Passage provided -
⟨

The first point on the eco-socialist agenda in the North is, according to Ajl, to build local action which “needs to be autonomous from national politics and the two-party system” (p.100). Taking root in local struggles, working with people to empower people is a must. Once the meaning of this empowerment is extended to supporting and sustaining local small producers in a programmatic way, however, we might easily end up pursuing a petty bourgeois vision rather than an eco-socialist one.

The emphasis on building “autonomy and decentralized power into the transition” (p.101) is not misplaced, but somewhat one-sided. Without a functioning national-level counterpart rooted in working-class interests and an ultimate vision of eco-socialism, neither local self-sufficiency nor local ecological action is likely to survive or prevail. Migration flows and policies, wage differentials, tax and subsidy policies, as well as the state’s hard power come to mind at this juncture. Large scale power and pressure must be confronted with large-scale organization and struggle. Nonetheless, this is not to favor ‘national’ over ‘local’, but rather a reminder that it is not an either-or question.

I believe Ajl is in fact aware of this dialectical relationship. The second pillar of his vision is thus a new labor regime with the aim of “democratic and worker-controlled production wherein workers also control the surplus and decide collectively where it goes.” (p.102) Steps in this direction can be direct, through co-ops and the socialization of the surplus, or indirect, through wage increases alongside significantly reduced working weeks. In addition, he mentions the need to ensure that labor pertaining to social reproduction is compensated through direct welfare payments, and to gradually socialize such work (p.104).

I fully sympathize with all these points. However, the socialization of the surplus and establishing of workers’ control in production require a discussion that cannot be avoided, namely that of a revolution. The indirect method of boosting wages and cutting working hours, on the other hand, is a very far possibility in the absence of massive productivity leaps or other changes that help cut production costs drastically.

The pillar of his vision pertaining to industry and manufacturing emphasizes the re-localization of production, the fostering of decentralized manufacturing hubs that share knowledge, pushing for planned longevity and repairing, and a transition of energy use in production. Although I share the push for a more even geographic organization of production, I still find the emphasis on decentralization and re-localization of production somewhat one-sided. One of the questions that comes to my mind is that of economies of scale. The latter, along with other sources of productivity increases, is the material basis of the shortening of the necessary working day for Marx and Engels. There is a tendential conflict between shorter worker hours and risking economies of scale. 

Ajl, and also degrowthers for whom a shorter working day is foundational, might hence want to reconsider this point. An obvious merit of Ajl’s text compared to the degrowth literature at large is that he recognizes that such a “People’s Green New Deal is about building eco-socialism”. This directly relates to the question of abolishing capitalism and constructing a new mode of production, rather than contemplating some vague vision of post-growth or post-capitalist society. I must also note that Ajl’s differs from the degrowth literature at large insofar as it does not engage in “[…] rejecting goods transport on a large scale and a socially complex, modern, and interwoven world.” (p.111)

⟩

Work instructions -
• a. Rewrite the passage on Ajl's eco-socialist agenda from "The emphasis on building" up to and including "an either-or question.", swapping "one-sided" for "partial".
• b. Based on the passage on Ajl's eco-socialist agenda, say yes or no to each statement and quote the words that decide it: (i) Ajl holds that local action should be autonomous from national politics and the two-party system. (ii) The reviewer favors the national level over the local. (iii) Ajl's text rejects goods transport on a large scale.
• c. Write what comes next in the passage on Ajl's eco-socialist agenda, picking up after its last sentence.
The data that comes after the passage plays no part in this.

Information shown -
⟨

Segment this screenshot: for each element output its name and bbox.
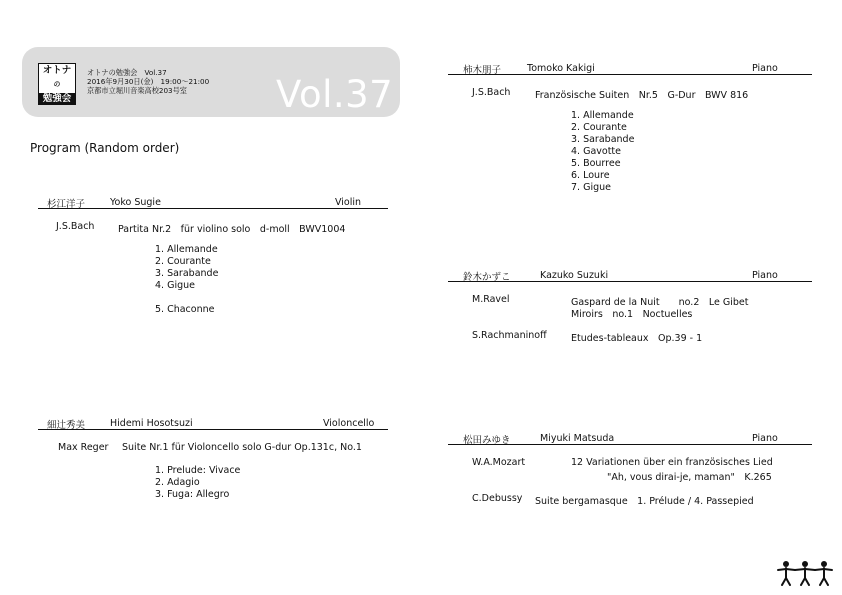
movement-item: 4. Gavotte bbox=[571, 146, 621, 157]
performer-name-ja: 細辻秀美 bbox=[47, 420, 86, 431]
piece-composer: M.Ravel bbox=[472, 294, 510, 305]
performer-instrument: Violoncello bbox=[323, 418, 375, 429]
performer-name-en: Kazuko Suzuki bbox=[540, 270, 609, 281]
event-info bbox=[87, 68, 209, 95]
piece-title: Französische Suiten Nr.5 G-Dur BWV 816 bbox=[535, 90, 749, 101]
movement-list bbox=[571, 110, 634, 194]
movement-item: 5. Chaconne bbox=[155, 304, 215, 315]
performer-name-en: Hidemi Hosotsuzi bbox=[110, 418, 193, 429]
volume-number: Vol.37 bbox=[276, 73, 394, 116]
program-title: Program (Random order) bbox=[30, 141, 180, 155]
piece-composer: Max Reger bbox=[58, 442, 109, 453]
event-title: オトナの勉強会 Vol.37 bbox=[87, 68, 167, 77]
movement-item: 7. Gigue bbox=[571, 182, 611, 193]
performer-underline bbox=[38, 429, 388, 430]
piece-title: Suite Nr.1 für Violoncello solo G-dur Op.131c, No.1 bbox=[122, 442, 362, 453]
piece-title-line-2: Miroirs no.1 Noctuelles bbox=[571, 309, 693, 320]
performer-underline bbox=[448, 74, 812, 75]
logo-line-2: の bbox=[53, 79, 61, 88]
performer-instrument: Piano bbox=[752, 270, 778, 281]
movement-item: 2. Courante bbox=[155, 256, 211, 267]
movement-item: 3. Sarabande bbox=[155, 268, 219, 279]
piece-composer: W.A.Mozart bbox=[472, 457, 526, 468]
performer-name-ja: 松田みゆき bbox=[463, 435, 511, 446]
movement-item: 1. Allemande bbox=[155, 244, 218, 255]
movement-item: 5. Bourree bbox=[571, 158, 621, 169]
performer-instrument: Piano bbox=[752, 433, 778, 444]
event-logo bbox=[38, 63, 76, 105]
performer-underline bbox=[448, 281, 812, 282]
piece-composer: J.S.Bach bbox=[56, 221, 95, 232]
performer-name-en: Miyuki Matsuda bbox=[540, 433, 615, 444]
logo-line-1: オトナ bbox=[42, 65, 72, 76]
people-icon bbox=[776, 560, 834, 586]
movement-list bbox=[155, 244, 218, 316]
performer-name-ja: 柿木朋子 bbox=[463, 65, 502, 76]
logo-line-3: 勉強会 bbox=[39, 93, 75, 105]
movement-list bbox=[155, 465, 240, 501]
piece-composer: J.S.Bach bbox=[472, 87, 511, 98]
performer-name-ja: 鈴木かずこ bbox=[463, 272, 511, 283]
piece-title: 12 Variationen über ein französisches Lied bbox=[571, 457, 773, 468]
movement-item bbox=[155, 292, 218, 304]
performer-underline bbox=[448, 444, 812, 445]
piece-composer: C.Debussy bbox=[472, 493, 523, 504]
movement-item: 2. Courante bbox=[571, 122, 627, 133]
piece-title: Partita Nr.2 für violino solo d-moll BWV1004 bbox=[118, 224, 346, 235]
performer-name-en: Tomoko Kakigi bbox=[527, 63, 595, 74]
movement-item: 3. Fuga: Allegro bbox=[155, 489, 230, 500]
piece-composer: S.Rachmaninoff bbox=[472, 330, 547, 341]
movement-item: 1. Prelude: Vivace bbox=[155, 465, 241, 476]
event-date: 2016年9月30日(金) 19:00〜21:00 bbox=[87, 77, 210, 86]
performer-name-ja: 杉江洋子 bbox=[47, 199, 86, 210]
piece-title: Gaspard de la Nuit no.2 Le Gibet bbox=[571, 297, 749, 308]
event-venue: 京都市立堀川音楽高校203号室 bbox=[87, 86, 187, 95]
performer-instrument: Violin bbox=[335, 197, 362, 208]
piece-title: Suite bergamasque 1. Prélude / 4. Passepied bbox=[535, 496, 754, 507]
performer-name-en: Yoko Sugie bbox=[110, 197, 161, 208]
movement-item: 3. Sarabande bbox=[571, 134, 635, 145]
movement-item: 4. Gigue bbox=[155, 280, 195, 291]
piece-title: Etudes-tableaux Op.39 - 1 bbox=[571, 333, 703, 344]
performer-instrument: Piano bbox=[752, 63, 778, 74]
movement-item: 2. Adagio bbox=[155, 477, 200, 488]
piece-title-line-2: "Ah, vous dirai-je, maman" K.265 bbox=[607, 472, 772, 483]
performer-underline bbox=[38, 208, 388, 209]
movement-item: 6. Loure bbox=[571, 170, 610, 181]
movement-item: 1. Allemande bbox=[571, 110, 634, 121]
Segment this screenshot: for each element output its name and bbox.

⟩

Answers for this exercise -
• a.
The emphasis on building “autonomy and decentralized power into the transition” (p.101) is not misplaced, but somewhat partial. Without a functioning national-level counterpart rooted in working-class interests and an ultimate vision of eco-socialism, neither local self-sufficiency nor local ecological action is likely to survive or prevail. Migration flows and policies, wage differentials, tax and subsidy policies, as well as the state’s hard power come to mind at this juncture. Large scale power and pressure must be confronted with large-scale organization and struggle. Nonetheless, this is not to favor ‘national’ over ‘local’, but rather a reminder that it is not an either-or question.

• b.
(i) Yes: "needs to be autonomous from national politics and the two-party system"
(ii) No: "this is not to favor ‘national’ over ‘local’, but rather a reminder that it is not an either-or question"
(iii) No: "it does not engage in “[…] rejecting goods transport on a large scale and a socially complex, modern, and interwoven world.”"

• c.
What could add to the strength of his case is a discussion of the relations, tools, and mechanisms that would gradually curtail away and replace the market mechanism as the organizing foundation of generalized commodity production. He speaks of eco-socialist planning several times in the book. To what extent does this entail large-scale coordination and some degree of centralization? I think it is important to avoid conflating the spectrum of central-decentral with that of democratic-undemocratic, which is a widespread but undue shortcut that blurs debates around planning.

Another issue that is left open-ended in the book is the political function of a People’s Green New Deal. Does the author see the latter as a leverage to advance the revolutionary struggle and lead Northern societies to an eco-socialist future? Is it a transition program with one foot in the existing relations and structures, and the other foot in “the world we wish to see” (p.99)? As the author himself recognizes, “[m]any of these demands [which build the core of his People’s GND] are actually basic core social democratic demands […]. They clearly go far beyond the current elected progressive policy platforms.” What are then the possible means of pushing for a People’s GND?  What is the role of revolutionary organizations in the context of a People’s Green New Deal?

Putting Agriculture and Anti-Imperialism to the Center

For Ajl, the top priority of an internationalist GND is the shift to agroecology. He invites the reader to envision a less urban, more rural utopia, which implies locating more agriculture in cities and making rural areas more urban and agriculture more pleasant (p.118-9). Chapter 6 provides many examples and figures on how the modern food system and agriculture is wrecking havoc on people’s health, impoverishing small farmers, and imposing an imperialist division of labor. Moreover, in contrast to Malthusian cries over food scarcity, Ajl convincingly demonstrates that the current food system is one of overproduction. Far more food than what people need is produced and wasted (p.123-5).

He suggests a simple roadmap for moving to agroecology, which bears an anti-capitalist, anti-imperialist character: large agricultural corporations must be dismantled or nationalized; huge farms must be turned into cooperatives or broken down into smaller units where agroecological methods are employed; prices must be regulated to avoid overproduction and ensure high living standards in the countryside; massive investment to support farmers in green transition; and public investment to provide high-quality infrastructure in the countryside (p.143-5).

The chapter discusses many topics from the significance of land use in bringing down cumulated emissions in the atmosphere to the question of meat production and veganism, to productivity comparisons between agroecology and monocultures, to possible short-run interventions in urban planning. It constitutes one of the main strengths of the book, and I learned a lot from it. The question that haunts my mind however, is the same as I mentioned in the previous section: how could this type of a radical transition be launched while capitalist social relations still prevail? The way I understand it, Ajl’s People’s GND is meant to disrupt the logic of capital, push for changes that are absolutely incompatible with the capitalist mode of production, and use the emerging political discontent and energy as a leverage to abolish the latter.

One of the biggest merits of the book is, by the way, that the argument is not confined to a critique. Ajl asks the right questions, and points out embryonic solutions already in motion: Cooperation Jackson in Mississippi, the Landless Workers’ Movement in Brazil, the international farmers organization La Via Campesina, the Red Deal proposed by The Red Nation, and the People’s Agreement of Cochabamba.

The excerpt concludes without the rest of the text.